**WORKING DATA**.
────────────────────────────────────────

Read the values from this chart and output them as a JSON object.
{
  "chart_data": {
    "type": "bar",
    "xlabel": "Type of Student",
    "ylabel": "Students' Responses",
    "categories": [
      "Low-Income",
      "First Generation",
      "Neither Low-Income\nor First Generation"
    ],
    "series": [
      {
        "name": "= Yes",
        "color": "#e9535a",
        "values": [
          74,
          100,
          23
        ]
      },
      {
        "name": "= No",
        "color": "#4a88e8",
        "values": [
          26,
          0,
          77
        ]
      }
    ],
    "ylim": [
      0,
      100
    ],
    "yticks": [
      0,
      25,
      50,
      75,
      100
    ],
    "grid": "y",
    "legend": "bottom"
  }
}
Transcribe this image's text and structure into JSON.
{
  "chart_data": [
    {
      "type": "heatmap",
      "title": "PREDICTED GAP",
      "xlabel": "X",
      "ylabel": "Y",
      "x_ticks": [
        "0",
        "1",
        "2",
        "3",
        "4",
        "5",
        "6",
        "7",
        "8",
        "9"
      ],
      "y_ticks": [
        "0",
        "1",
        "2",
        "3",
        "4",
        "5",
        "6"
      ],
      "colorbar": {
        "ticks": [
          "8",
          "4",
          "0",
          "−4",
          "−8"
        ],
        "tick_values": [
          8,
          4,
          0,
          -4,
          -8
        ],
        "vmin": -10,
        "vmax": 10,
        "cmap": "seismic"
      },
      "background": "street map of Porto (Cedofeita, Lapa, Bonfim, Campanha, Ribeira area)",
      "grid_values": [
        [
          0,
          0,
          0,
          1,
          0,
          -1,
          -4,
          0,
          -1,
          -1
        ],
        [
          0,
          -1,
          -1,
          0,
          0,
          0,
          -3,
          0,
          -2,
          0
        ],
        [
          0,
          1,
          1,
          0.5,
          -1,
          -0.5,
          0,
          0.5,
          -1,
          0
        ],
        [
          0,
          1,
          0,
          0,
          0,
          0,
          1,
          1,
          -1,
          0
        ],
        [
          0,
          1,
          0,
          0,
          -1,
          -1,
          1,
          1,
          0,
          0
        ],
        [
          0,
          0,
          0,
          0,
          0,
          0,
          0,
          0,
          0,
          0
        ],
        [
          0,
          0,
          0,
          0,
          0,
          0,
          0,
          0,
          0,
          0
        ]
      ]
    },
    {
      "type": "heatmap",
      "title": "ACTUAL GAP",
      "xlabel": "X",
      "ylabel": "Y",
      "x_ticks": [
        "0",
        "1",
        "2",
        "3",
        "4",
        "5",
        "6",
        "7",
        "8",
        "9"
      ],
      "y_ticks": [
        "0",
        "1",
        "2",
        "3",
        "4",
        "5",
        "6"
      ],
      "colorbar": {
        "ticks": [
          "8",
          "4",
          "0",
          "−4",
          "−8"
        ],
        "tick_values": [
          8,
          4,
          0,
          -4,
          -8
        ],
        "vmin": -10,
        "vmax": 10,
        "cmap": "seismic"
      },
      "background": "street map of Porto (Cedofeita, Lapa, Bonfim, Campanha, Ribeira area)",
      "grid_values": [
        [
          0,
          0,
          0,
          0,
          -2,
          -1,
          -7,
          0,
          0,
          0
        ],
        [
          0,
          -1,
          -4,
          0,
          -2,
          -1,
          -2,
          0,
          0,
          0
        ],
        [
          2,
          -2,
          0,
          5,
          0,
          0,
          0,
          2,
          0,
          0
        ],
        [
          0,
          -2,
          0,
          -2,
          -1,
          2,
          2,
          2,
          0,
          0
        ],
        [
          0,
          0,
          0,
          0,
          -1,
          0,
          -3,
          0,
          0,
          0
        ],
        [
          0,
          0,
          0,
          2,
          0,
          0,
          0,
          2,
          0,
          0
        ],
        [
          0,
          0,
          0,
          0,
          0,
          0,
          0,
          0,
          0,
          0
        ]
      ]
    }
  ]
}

────────────────────────────────────────

**TASK DIRECTIONS**.
Restate each record word for word.

**ANSWER**.
Read the values from this chart and output them as a JSON object.
{
  "chart_data": {
    "type": "bar",
    "xlabel": "Type of Student",
    "ylabel": "Students' Responses",
    "categories": [
      "Low-Income",
      "First Generation",
      "Neither Low-Income\nor First Generation"
    ],
    "series": [
      {
        "name": "= Yes",
        "color": "#e9535a",
        "values": [
          74,
          100,
          23
        ]
      },
      {
        "name": "= No",
        "color": "#4a88e8",
        "values": [
          26,
          0,
          77
        ]
      }
    ],
    "ylim": [
      0,
      100
    ],
    "yticks": [
      0,
      25,
      50,
      75,
      100
    ],
    "grid": "y",
    "legend": "bottom"
  }
}
Transcribe this image's text and structure into JSON.
{
  "chart_data": [
    {
      "type": "heatmap",
      "title": "PREDICTED GAP",
      "xlabel": "X",
      "ylabel": "Y",
      "x_ticks": [
        "0",
        "1",
        "2",
        "3",
        "4",
        "5",
        "6",
        "7",
        "8",
        "9"
      ],
      "y_ticks": [
        "0",
        "1",
        "2",
        "3",
        "4",
        "5",
        "6"
      ],
      "colorbar": {
        "ticks": [
          "8",
          "4",
          "0",
          "−4",
          "−8"
        ],
        "tick_values": [
          8,
          4,
          0,
          -4,
          -8
        ],
        "vmin": -10,
        "vmax": 10,
        "cmap": "seismic"
      },
      "background": "street map of Porto (Cedofeita, Lapa, Bonfim, Campanha, Ribeira area)",
      "grid_values": [
        [
          0,
          0,
          0,
          1,
          0,
          -1,
          -4,
          0,
          -1,
          -1
        ],
        [
          0,
          -1,
          -1,
          0,
          0,
          0,
          -3,
          0,
          -2,
          0
        ],
        [
          0,
          1,
          1,
          0.5,
          -1,
          -0.5,
          0,
          0.5,
          -1,
          0
        ],
        [
          0,
          1,
          0,
          0,
          0,
          0,
          1,
          1,
          -1,
          0
        ],
        [
          0,
          1,
          0,
          0,
          -1,
          -1,
          1,
          1,
          0,
          0
        ],
        [
          0,
          0,
          0,
          0,
          0,
          0,
          0,
          0,
          0,
          0
        ],
        [
          0,
          0,
          0,
          0,
          0,
          0,
          0,
          0,
          0,
          0
        ]
      ]
    },
    {
      "type": "heatmap",
      "title": "ACTUAL GAP",
      "xlabel": "X",
      "ylabel": "Y",
      "x_ticks": [
        "0",
        "1",
        "2",
        "3",
        "4",
        "5",
        "6",
        "7",
        "8",
        "9"
      ],
      "y_ticks": [
        "0",
        "1",
        "2",
        "3",
        "4",
        "5",
        "6"
      ],
      "colorbar": {
        "ticks": [
          "8",
          "4",
          "0",
          "−4",
          "−8"
        ],
        "tick_values": [
          8,
          4,
          0,
          -4,
          -8
        ],
        "vmin": -10,
        "vmax": 10,
        "cmap": "seismic"
      },
      "background": "street map of Porto (Cedofeita, Lapa, Bonfim, Campanha, Ribeira area)",
      "grid_values": [
        [
          0,
          0,
          0,
          0,
          -2,
          -1,
          -7,
          0,
          0,
          0
        ],
        [
          0,
          -1,
          -4,
          0,
          -2,
          -1,
          -2,
          0,
          0,
          0
        ],
        [
          2,
          -2,
          0,
          5,
          0,
          0,
          0,
          2,
          0,
          0
        ],
        [
          0,
          -2,
          0,
          -2,
          -1,
          2,
          2,
          2,
          0,
          0
        ],
        [
          0,
          0,
          0,
          0,
          -1,
          0,
          -3,
          0,
          0,
          0
        ],
        [
          0,
          0,
          0,
          2,
          0,
          0,
          0,
          2,
          0,
          0
        ],
        [
          0,
          0,
          0,
          0,
          0,
          0,
          0,
          0,
          0,
          0
        ]
      ]
    }
  ]
}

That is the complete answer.